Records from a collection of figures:
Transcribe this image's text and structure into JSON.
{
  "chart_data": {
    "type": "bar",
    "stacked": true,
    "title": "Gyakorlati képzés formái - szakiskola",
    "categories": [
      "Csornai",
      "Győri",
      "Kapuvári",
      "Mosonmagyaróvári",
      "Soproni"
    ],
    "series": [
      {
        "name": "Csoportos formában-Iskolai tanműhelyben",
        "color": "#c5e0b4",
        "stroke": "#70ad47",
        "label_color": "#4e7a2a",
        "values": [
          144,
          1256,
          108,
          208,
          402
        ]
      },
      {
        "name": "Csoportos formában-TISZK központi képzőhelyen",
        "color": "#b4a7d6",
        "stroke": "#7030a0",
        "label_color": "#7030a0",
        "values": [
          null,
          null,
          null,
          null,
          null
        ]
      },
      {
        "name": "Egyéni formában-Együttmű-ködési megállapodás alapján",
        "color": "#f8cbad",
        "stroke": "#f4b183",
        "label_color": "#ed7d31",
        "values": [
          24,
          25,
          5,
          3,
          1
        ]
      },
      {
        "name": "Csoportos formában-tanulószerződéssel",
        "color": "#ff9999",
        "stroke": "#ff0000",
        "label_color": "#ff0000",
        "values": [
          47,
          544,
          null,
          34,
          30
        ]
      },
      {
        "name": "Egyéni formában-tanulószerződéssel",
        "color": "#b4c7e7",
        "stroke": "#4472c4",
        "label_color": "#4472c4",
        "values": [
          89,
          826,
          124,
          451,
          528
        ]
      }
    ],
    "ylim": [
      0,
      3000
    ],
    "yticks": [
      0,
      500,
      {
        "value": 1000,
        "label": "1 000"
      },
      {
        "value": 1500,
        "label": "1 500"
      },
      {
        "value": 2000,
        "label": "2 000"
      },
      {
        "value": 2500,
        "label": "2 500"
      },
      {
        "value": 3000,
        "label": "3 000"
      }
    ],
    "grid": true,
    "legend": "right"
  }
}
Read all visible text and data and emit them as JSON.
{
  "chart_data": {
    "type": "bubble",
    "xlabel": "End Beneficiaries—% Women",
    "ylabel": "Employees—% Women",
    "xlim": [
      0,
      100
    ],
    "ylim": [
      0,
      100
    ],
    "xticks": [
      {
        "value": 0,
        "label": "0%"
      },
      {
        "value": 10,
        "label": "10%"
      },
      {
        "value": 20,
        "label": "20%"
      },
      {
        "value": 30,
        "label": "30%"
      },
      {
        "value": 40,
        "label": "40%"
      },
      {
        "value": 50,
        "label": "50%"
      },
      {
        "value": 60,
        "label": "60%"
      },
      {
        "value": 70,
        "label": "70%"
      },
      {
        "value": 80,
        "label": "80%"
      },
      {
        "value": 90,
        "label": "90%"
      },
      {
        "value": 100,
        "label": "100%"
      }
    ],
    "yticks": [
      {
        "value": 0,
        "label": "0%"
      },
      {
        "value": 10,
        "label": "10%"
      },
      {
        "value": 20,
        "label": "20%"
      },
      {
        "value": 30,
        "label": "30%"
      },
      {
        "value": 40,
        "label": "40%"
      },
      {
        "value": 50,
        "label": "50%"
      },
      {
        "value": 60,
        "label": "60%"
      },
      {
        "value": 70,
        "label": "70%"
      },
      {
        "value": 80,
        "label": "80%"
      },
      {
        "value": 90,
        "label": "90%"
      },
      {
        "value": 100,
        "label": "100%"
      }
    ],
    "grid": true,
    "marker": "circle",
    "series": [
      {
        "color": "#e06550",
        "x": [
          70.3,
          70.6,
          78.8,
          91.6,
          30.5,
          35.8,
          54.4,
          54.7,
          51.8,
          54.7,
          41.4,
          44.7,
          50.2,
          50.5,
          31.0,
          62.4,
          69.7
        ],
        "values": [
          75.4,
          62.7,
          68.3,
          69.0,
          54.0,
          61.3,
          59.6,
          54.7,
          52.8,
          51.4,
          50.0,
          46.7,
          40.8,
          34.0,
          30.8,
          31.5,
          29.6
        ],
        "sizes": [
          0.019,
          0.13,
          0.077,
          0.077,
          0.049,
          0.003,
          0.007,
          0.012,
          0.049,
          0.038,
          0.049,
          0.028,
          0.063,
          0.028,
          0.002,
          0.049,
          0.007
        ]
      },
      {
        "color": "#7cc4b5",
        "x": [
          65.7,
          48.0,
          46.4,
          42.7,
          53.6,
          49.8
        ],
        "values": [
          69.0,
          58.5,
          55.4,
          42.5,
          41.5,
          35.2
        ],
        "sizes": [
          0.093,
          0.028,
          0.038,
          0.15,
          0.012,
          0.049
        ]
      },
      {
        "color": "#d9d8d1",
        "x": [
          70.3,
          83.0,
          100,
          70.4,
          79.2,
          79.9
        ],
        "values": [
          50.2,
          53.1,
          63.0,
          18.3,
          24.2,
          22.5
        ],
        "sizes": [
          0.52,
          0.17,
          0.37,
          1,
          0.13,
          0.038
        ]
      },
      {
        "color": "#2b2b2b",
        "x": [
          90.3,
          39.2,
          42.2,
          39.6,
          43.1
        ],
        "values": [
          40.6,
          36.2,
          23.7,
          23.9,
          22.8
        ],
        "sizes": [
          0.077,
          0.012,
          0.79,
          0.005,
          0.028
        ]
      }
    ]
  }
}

## What is being asked
Repeat every entry exactly, please.

## The solution
Transcribe this image's text and structure into JSON.
{
  "chart_data": {
    "type": "bar",
    "stacked": true,
    "title": "Gyakorlati képzés formái - szakiskola",
    "categories": [
      "Csornai",
      "Győri",
      "Kapuvári",
      "Mosonmagyaróvári",
      "Soproni"
    ],
    "series": [
      {
        "name": "Csoportos formában-Iskolai tanműhelyben",
        "color": "#c5e0b4",
        "stroke": "#70ad47",
        "label_color": "#4e7a2a",
        "values": [
          144,
          1256,
          108,
          208,
          402
        ]
      },
      {
        "name": "Csoportos formában-TISZK központi képzőhelyen",
        "color": "#b4a7d6",
        "stroke": "#7030a0",
        "label_color": "#7030a0",
        "values": [
          null,
          null,
          null,
          null,
          null
        ]
      },
      {
        "name": "Egyéni formában-Együttmű-ködési megállapodás alapján",
        "color": "#f8cbad",
        "stroke": "#f4b183",
        "label_color": "#ed7d31",
        "values": [
          24,
          25,
          5,
          3,
          1
        ]
      },
      {
        "name": "Csoportos formában-tanulószerződéssel",
        "color": "#ff9999",
        "stroke": "#ff0000",
        "label_color": "#ff0000",
        "values": [
          47,
          544,
          null,
          34,
          30
        ]
      },
      {
        "name": "Egyéni formában-tanulószerződéssel",
        "color": "#b4c7e7",
        "stroke": "#4472c4",
        "label_color": "#4472c4",
        "values": [
          89,
          826,
          124,
          451,
          528
        ]
      }
    ],
    "ylim": [
      0,
      3000
    ],
    "yticks": [
      0,
      500,
      {
        "value": 1000,
        "label": "1 000"
      },
      {
        "value": 1500,
        "label": "1 500"
      },
      {
        "value": 2000,
        "label": "2 000"
      },
      {
        "value": 2500,
        "label": "2 500"
      },
      {
        "value": 3000,
        "label": "3 000"
      }
    ],
    "grid": true,
    "legend": "right"
  }
}
Read all visible text and data and emit them as JSON.
{
  "chart_data": {
    "type": "bubble",
    "xlabel": "End Beneficiaries—% Women",
    "ylabel": "Employees—% Women",
    "xlim": [
      0,
      100
    ],
    "ylim": [
      0,
      100
    ],
    "xticks": [
      {
        "value": 0,
        "label": "0%"
      },
      {
        "value": 10,
        "label": "10%"
      },
      {
        "value": 20,
        "label": "20%"
      },
      {
        "value": 30,
        "label": "30%"
      },
      {
        "value": 40,
        "label": "40%"
      },
      {
        "value": 50,
        "label": "50%"
      },
      {
        "value": 60,
        "label": "60%"
      },
      {
        "value": 70,
        "label": "70%"
      },
      {
        "value": 80,
        "label": "80%"
      },
      {
        "value": 90,
        "label": "90%"
      },
      {
        "value": 100,
        "label": "100%"
      }
    ],
    "yticks": [
      {
        "value": 0,
        "label": "0%"
      },
      {
        "value": 10,
        "label": "10%"
      },
      {
        "value": 20,
        "label": "20%"
      },
      {
        "value": 30,
        "label": "30%"
      },
      {
        "value": 40,
        "label": "40%"
      },
      {
        "value": 50,
        "label": "50%"
      },
      {
        "value": 60,
        "label": "60%"
      },
      {
        "value": 70,
        "label": "70%"
      },
      {
        "value": 80,
        "label": "80%"
      },
      {
        "value": 90,
        "label": "90%"
      },
      {
        "value": 100,
        "label": "100%"
      }
    ],
    "grid": true,
    "marker": "circle",
    "series": [
      {
        "color": "#e06550",
        "x": [
          70.3,
          70.6,
          78.8,
          91.6,
          30.5,
          35.8,
          54.4,
          54.7,
          51.8,
          54.7,
          41.4,
          44.7,
          50.2,
          50.5,
          31.0,
          62.4,
          69.7
        ],
        "values": [
          75.4,
          62.7,
          68.3,
          69.0,
          54.0,
          61.3,
          59.6,
          54.7,
          52.8,
          51.4,
          50.0,
          46.7,
          40.8,
          34.0,
          30.8,
          31.5,
          29.6
        ],
        "sizes": [
          0.019,
          0.13,
          0.077,
          0.077,
          0.049,
          0.003,
          0.007,
          0.012,
          0.049,
          0.038,
          0.049,
          0.028,
          0.063,
          0.028,
          0.002,
          0.049,
          0.007
        ]
      },
      {
        "color": "#7cc4b5",
        "x": [
          65.7,
          48.0,
          46.4,
          42.7,
          53.6,
          49.8
        ],
        "values": [
          69.0,
          58.5,
          55.4,
          42.5,
          41.5,
          35.2
        ],
        "sizes": [
          0.093,
          0.028,
          0.038,
          0.15,
          0.012,
          0.049
        ]
      },
      {
        "color": "#d9d8d1",
        "x": [
          70.3,
          83.0,
          100,
          70.4,
          79.2,
          79.9
        ],
        "values": [
          50.2,
          53.1,
          63.0,
          18.3,
          24.2,
          22.5
        ],
        "sizes": [
          0.52,
          0.17,
          0.37,
          1,
          0.13,
          0.038
        ]
      },
      {
        "color": "#2b2b2b",
        "x": [
          90.3,
          39.2,
          42.2,
          39.6,
          43.1
        ],
        "values": [
          40.6,
          36.2,
          23.7,
          23.9,
          22.8
        ],
        "sizes": [
          0.077,
          0.012,
          0.79,
          0.005,
          0.028
        ]
      }
    ]
  }
}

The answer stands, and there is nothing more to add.